# [EXERCISE GOAL]
Transcribe the records that follow exactly. Skip the pictures.
>> start
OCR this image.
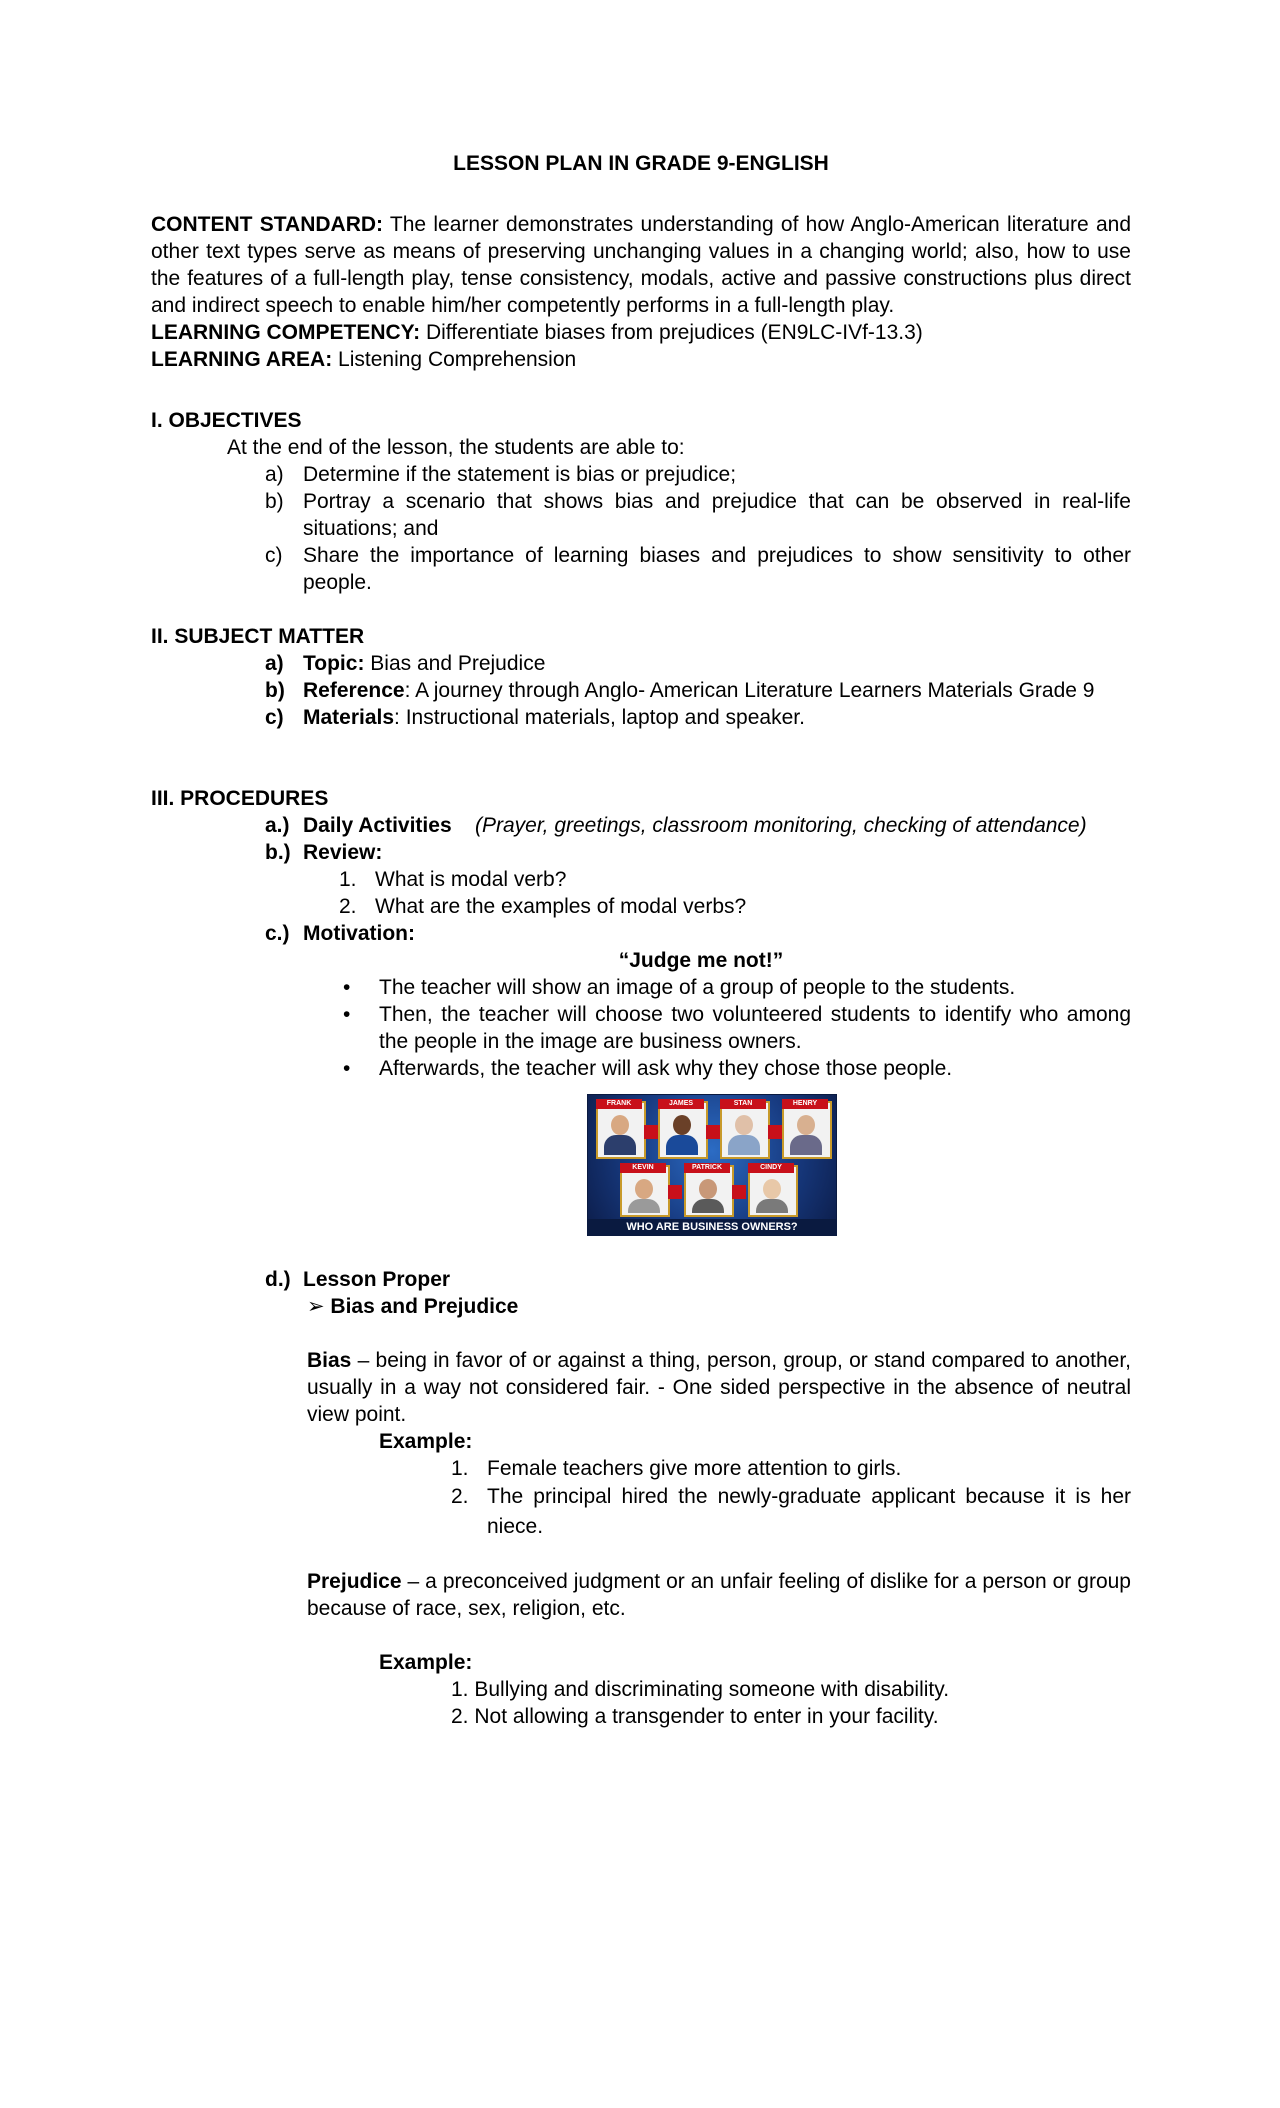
LESSON PLAN IN GRADE 9-ENGLISH

CONTENT STANDARD: The learner demonstrates understanding of how Anglo-American literature and other text types serve as means of preserving unchanging values in a changing world; also, how to use the features of a full-length play, tense consistency, modals, active and passive constructions plus direct and indirect speech to enable him/her competently performs in a full-length play.

LEARNING COMPETENCY: Differentiate biases from prejudices (EN9LC-IVf-13.3)

LEARNING AREA: Listening Comprehension

I. OBJECTIVES

At the end of the lesson, the students are able to:

a) Determine if the statement is bias or prejudice;
b) Portray a scenario that shows bias and prejudice that can be observed in real-life situations; and
c) Share the importance of learning biases and prejudices to show sensitivity to other people.

II. SUBJECT MATTER

a) Topic: Bias and Prejudice
b) Reference: A journey through Anglo- American Literature Learners Materials Grade 9
c) Materials: Instructional materials, laptop and speaker.

III. PROCEDURES

a.) Daily Activities (Prayer, greetings, classroom monitoring, checking of attendance)
b.) Review:
1. What is modal verb?
2. What are the examples of modal verbs?
c.) Motivation:

“Judge me not!”

•	The teacher will show an image of a group of people to the students.
•	Then, the teacher will choose two volunteered students to identify who among the people in the image are business owners.
•	Afterwards, the teacher will ask why they chose those people.
FRANK	JAMES	STAN	HENRY
KEVIN	PATRICK	CINDY
WHO ARE BUSINESS OWNERS?
d.) Lesson Proper

➢ Bias and Prejudice

Bias – being in favor of or against a thing, person, group, or stand compared to another, usually in a way not considered fair. - One sided perspective in the absence of neutral view point.

Example:

1. Female teachers give more attention to girls.
2. The principal hired the newly-graduate applicant because it is her niece.

Prejudice – a preconceived judgment or an unfair feeling of dislike for a person or group because of race, sex, religion, etc.

Example:

1. Bullying and discriminating someone with disability.

2. Not allowing a transgender to enter in your facility.
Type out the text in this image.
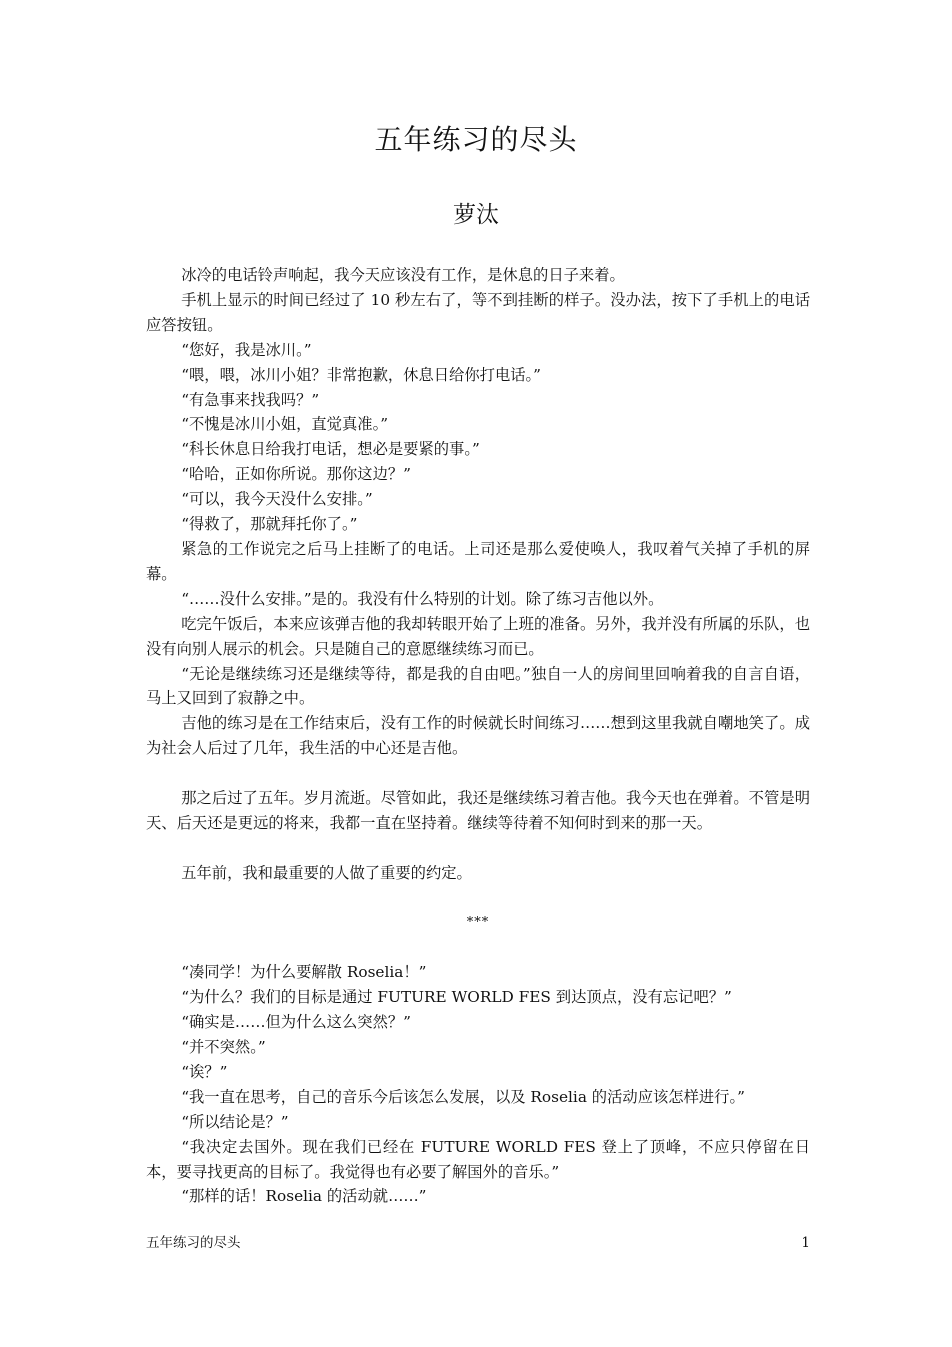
五年练习的尽头
萝汰

冰冷的电话铃声响起，我今天应该没有工作，是休息的日子来着。

手机上显示的时间已经过了 10 秒左右了，等不到挂断的样子。没办法，按下了手机上的电话应答按钮。

“您好，我是冰川。”

“喂，喂，冰川小姐？非常抱歉，休息日给你打电话。”

“有急事来找我吗？”

“不愧是冰川小姐，直觉真准。”

“科长休息日给我打电话，想必是要紧的事。”

“哈哈，正如你所说。那你这边？”

“可以，我今天没什么安排。”

“得救了，那就拜托你了。”

紧急的工作说完之后马上挂断了的电话。上司还是那么爱使唤人，我叹着气关掉了手机的屏幕。

“……没什么安排。”是的。我没有什么特别的计划。除了练习吉他以外。

吃完午饭后，本来应该弹吉他的我却转眼开始了上班的准备。另外，我并没有所属的乐队，也没有向别人展示的机会。只是随自己的意愿继续练习而已。

“无论是继续练习还是继续等待，都是我的自由吧。”独自一人的房间里回响着我的自言自语，马上又回到了寂静之中。

吉他的练习是在工作结束后，没有工作的时候就长时间练习……想到这里我就自嘲地笑了。成为社会人后过了几年，我生活的中心还是吉他。

那之后过了五年。岁月流逝。尽管如此，我还是继续练习着吉他。我今天也在弹着。不管是明天、后天还是更远的将来，我都一直在坚持着。继续等待着不知何时到来的那一天。

五年前，我和最重要的人做了重要的约定。

***

“凑同学！为什么要解散 Roselia！”

“为什么？我们的目标是通过 FUTURE WORLD FES 到达顶点，没有忘记吧？”

“确实是……但为什么这么突然？”

“并不突然。”

“诶？”

“我一直在思考，自己的音乐今后该怎么发展，以及 Roselia 的活动应该怎样进行。”

“所以结论是？”

“我决定去国外。现在我们已经在 FUTURE WORLD FES 登上了顶峰，不应只停留在日本，要寻找更高的目标了。我觉得也有必要了解国外的音乐。”

“那样的话！Roselia 的活动就……”

五年练习的尽头	1
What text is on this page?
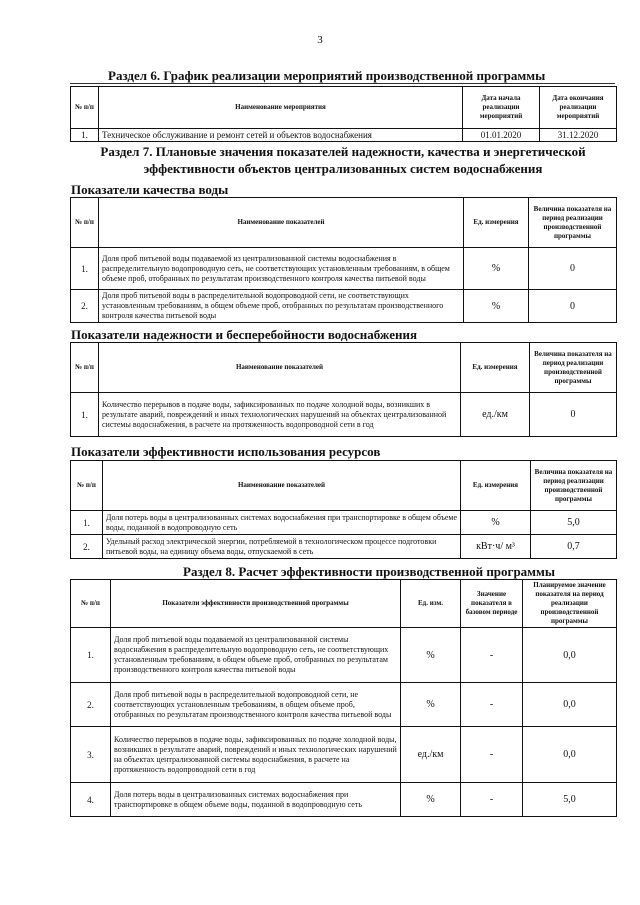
3
Раздел 6. График реализации мероприятий производственной программы
№ п/п	Наименование мероприятия	Дата начала реализации мероприятий	Дата окончания реализации мероприятий
1.	Техническое обслуживание и ремонт сетей и объектов водоснабжения	01.01.2020	31.12.2020
Раздел 7. Плановые значения показателей надежности, качества и энергетической
эффективности объектов централизованных систем водоснабжения
Показатели качества воды
№ п/п	Наименование показателей	Ед. измерения	Величина показателя на период реализации производственной программы
1.	Доля проб питьевой воды подаваемой из централизованной системы водоснабжения в распределительную водопроводную сеть, не соответствующих установленным требованиям, в общем объеме проб, отобранных по результатам производственного контроля качества питьевой воды	%	0
2.	Доля проб питьевой воды в распределительной водопроводной сети, не соответствующих установленным требованиям, в общем объеме проб, отобранных по результатам производственного контроля качества питьевой воды	%	0
Показатели надежности и бесперебойности водоснабжения
№ п/п	Наименование показателей	Ед. измерения	Величина показателя на период реализации производственной программы
1.	Количество перерывов в подаче воды, зафиксированных по подаче холодной воды, возникших в результате аварий, повреждений и иных технологических нарушений на объектах централизованной системы водоснабжения, в расчете на протяженность водопроводной сети в год	ед./км	0
Показатели эффективности использования ресурсов
№ п/п	Наименование показателей	Ед. измерения	Величина показателя на период реализации производственной программы
1.	Доля потерь воды в централизованных системах водоснабжения при транспортировке в общем объеме воды, поданной в водопроводную сеть	%	5,0
2.	Удельный расход электрической энергии, потребляемой в технологическом процессе подготовки питьевой воды, на единицу объема воды, отпускаемой в сеть	кВт·ч/ м³	0,7
Раздел 8. Расчет эффективности производственной программы
№ п/п	Показатели эффективности производственной программы	Ед. изм.	Значение показателя в базовом периоде	Планируемое значение показателя на период реализации производственной программы
1.	Доля проб питьевой воды подаваемой из централизованной системы водоснабжения в распределительную водопроводную сеть, не соответствующих установленным требованиям, в общем объеме проб, отобранных по результатам производственного контроля качества питьевой воды	%	-	0,0
2.	Доля проб питьевой воды в распределительной водопроводной сети, не соответствующих установленным требованиям, в общем объеме проб, отобранных по результатам производственного контроля качества питьевой воды	%	-	0,0
3.	Количество перерывов в подаче воды, зафиксированных по подаче холодной воды, возникших в результате аварий, повреждений и иных технологических нарушений на объектах централизованной системы водоснабжения, в расчете на протяженность водопроводной сети в год	ед./км	-	0,0
4.	Доля потерь воды в централизованных системах водоснабжения при транспортировке в общем объеме воды, поданной в водопроводную сеть	%	-	5,0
>> end
# [OUTPUT OF THE EXERCISE]
OCR this image.
LESSON PLAN IN GRADE 9-ENGLISH

CONTENT STANDARD: The learner demonstrates understanding of how Anglo-American literature and other text types serve as means of preserving unchanging values in a changing world; also, how to use the features of a full-length play, tense consistency, modals, active and passive constructions plus direct and indirect speech to enable him/her competently performs in a full-length play.

LEARNING COMPETENCY: Differentiate biases from prejudices (EN9LC-IVf-13.3)

LEARNING AREA: Listening Comprehension

I. OBJECTIVES

At the end of the lesson, the students are able to:

a) Determine if the statement is bias or prejudice;
b) Portray a scenario that shows bias and prejudice that can be observed in real-life situations; and
c) Share the importance of learning biases and prejudices to show sensitivity to other people.

II. SUBJECT MATTER

a) Topic: Bias and Prejudice
b) Reference: A journey through Anglo- American Literature Learners Materials Grade 9
c) Materials: Instructional materials, laptop and speaker.

III. PROCEDURES

a.) Daily Activities (Prayer, greetings, classroom monitoring, checking of attendance)
b.) Review:
1. What is modal verb?
2. What are the examples of modal verbs?
c.) Motivation:

“Judge me not!”

•	The teacher will show an image of a group of people to the students.
•	Then, the teacher will choose two volunteered students to identify who among the people in the image are business owners.
•	Afterwards, the teacher will ask why they chose those people.
FRANK	JAMES	STAN	HENRY
KEVIN	PATRICK	CINDY
WHO ARE BUSINESS OWNERS?
d.) Lesson Proper

➢ Bias and Prejudice

Bias – being in favor of or against a thing, person, group, or stand compared to another, usually in a way not considered fair. - One sided perspective in the absence of neutral view point.

Example:

1. Female teachers give more attention to girls.
2. The principal hired the newly-graduate applicant because it is her niece.

Prejudice – a preconceived judgment or an unfair feeling of dislike for a person or group because of race, sex, religion, etc.

Example:

1. Bullying and discriminating someone with disability.

2. Not allowing a transgender to enter in your facility.
Type out the text in this image.
五年练习的尽头
萝汰

冰冷的电话铃声响起，我今天应该没有工作，是休息的日子来着。

手机上显示的时间已经过了 10 秒左右了，等不到挂断的样子。没办法，按下了手机上的电话应答按钮。

“您好，我是冰川。”

“喂，喂，冰川小姐？非常抱歉，休息日给你打电话。”

“有急事来找我吗？”

“不愧是冰川小姐，直觉真准。”

“科长休息日给我打电话，想必是要紧的事。”

“哈哈，正如你所说。那你这边？”

“可以，我今天没什么安排。”

“得救了，那就拜托你了。”

紧急的工作说完之后马上挂断了的电话。上司还是那么爱使唤人，我叹着气关掉了手机的屏幕。

“……没什么安排。”是的。我没有什么特别的计划。除了练习吉他以外。

吃完午饭后，本来应该弹吉他的我却转眼开始了上班的准备。另外，我并没有所属的乐队，也没有向别人展示的机会。只是随自己的意愿继续练习而已。

“无论是继续练习还是继续等待，都是我的自由吧。”独自一人的房间里回响着我的自言自语，马上又回到了寂静之中。

吉他的练习是在工作结束后，没有工作的时候就长时间练习……想到这里我就自嘲地笑了。成为社会人后过了几年，我生活的中心还是吉他。

那之后过了五年。岁月流逝。尽管如此，我还是继续练习着吉他。我今天也在弹着。不管是明天、后天还是更远的将来，我都一直在坚持着。继续等待着不知何时到来的那一天。

五年前，我和最重要的人做了重要的约定。

***

“凑同学！为什么要解散 Roselia！”

“为什么？我们的目标是通过 FUTURE WORLD FES 到达顶点，没有忘记吧？”

“确实是……但为什么这么突然？”

“并不突然。”

“诶？”

“我一直在思考，自己的音乐今后该怎么发展，以及 Roselia 的活动应该怎样进行。”

“所以结论是？”

“我决定去国外。现在我们已经在 FUTURE WORLD FES 登上了顶峰，不应只停留在日本，要寻找更高的目标了。我觉得也有必要了解国外的音乐。”

“那样的话！Roselia 的活动就……”

五年练习的尽头	1
What text is on this page?
3
Раздел 6. График реализации мероприятий производственной программы
№ п/п	Наименование мероприятия	Дата начала реализации мероприятий	Дата окончания реализации мероприятий
1.	Техническое обслуживание и ремонт сетей и объектов водоснабжения	01.01.2020	31.12.2020
Раздел 7. Плановые значения показателей надежности, качества и энергетической
эффективности объектов централизованных систем водоснабжения
Показатели качества воды
№ п/п	Наименование показателей	Ед. измерения	Величина показателя на период реализации производственной программы
1.	Доля проб питьевой воды подаваемой из централизованной системы водоснабжения в распределительную водопроводную сеть, не соответствующих установленным требованиям, в общем объеме проб, отобранных по результатам производственного контроля качества питьевой воды	%	0
2.	Доля проб питьевой воды в распределительной водопроводной сети, не соответствующих установленным требованиям, в общем объеме проб, отобранных по результатам производственного контроля качества питьевой воды	%	0
Показатели надежности и бесперебойности водоснабжения
№ п/п	Наименование показателей	Ед. измерения	Величина показателя на период реализации производственной программы
1.	Количество перерывов в подаче воды, зафиксированных по подаче холодной воды, возникших в результате аварий, повреждений и иных технологических нарушений на объектах централизованной системы водоснабжения, в расчете на протяженность водопроводной сети в год	ед./км	0
Показатели эффективности использования ресурсов
№ п/п	Наименование показателей	Ед. измерения	Величина показателя на период реализации производственной программы
1.	Доля потерь воды в централизованных системах водоснабжения при транспортировке в общем объеме воды, поданной в водопроводную сеть	%	5,0
2.	Удельный расход электрической энергии, потребляемой в технологическом процессе подготовки питьевой воды, на единицу объема воды, отпускаемой в сеть	кВт·ч/ м³	0,7
Раздел 8. Расчет эффективности производственной программы
№ п/п	Показатели эффективности производственной программы	Ед. изм.	Значение показателя в базовом периоде	Планируемое значение показателя на период реализации производственной программы
1.	Доля проб питьевой воды подаваемой из централизованной системы водоснабжения в распределительную водопроводную сеть, не соответствующих установленным требованиям, в общем объеме проб, отобранных по результатам производственного контроля качества питьевой воды	%	-	0,0
2.	Доля проб питьевой воды в распределительной водопроводной сети, не соответствующих установленным требованиям, в общем объеме проб, отобранных по результатам производственного контроля качества питьевой воды	%	-	0,0
3.	Количество перерывов в подаче воды, зафиксированных по подаче холодной воды, возникших в результате аварий, повреждений и иных технологических нарушений на объектах централизованной системы водоснабжения, в расчете на протяженность водопроводной сети в год	ед./км	-	0,0
4.	Доля потерь воды в централизованных системах водоснабжения при транспортировке в общем объеме воды, поданной в водопроводную сеть	%	-	5,0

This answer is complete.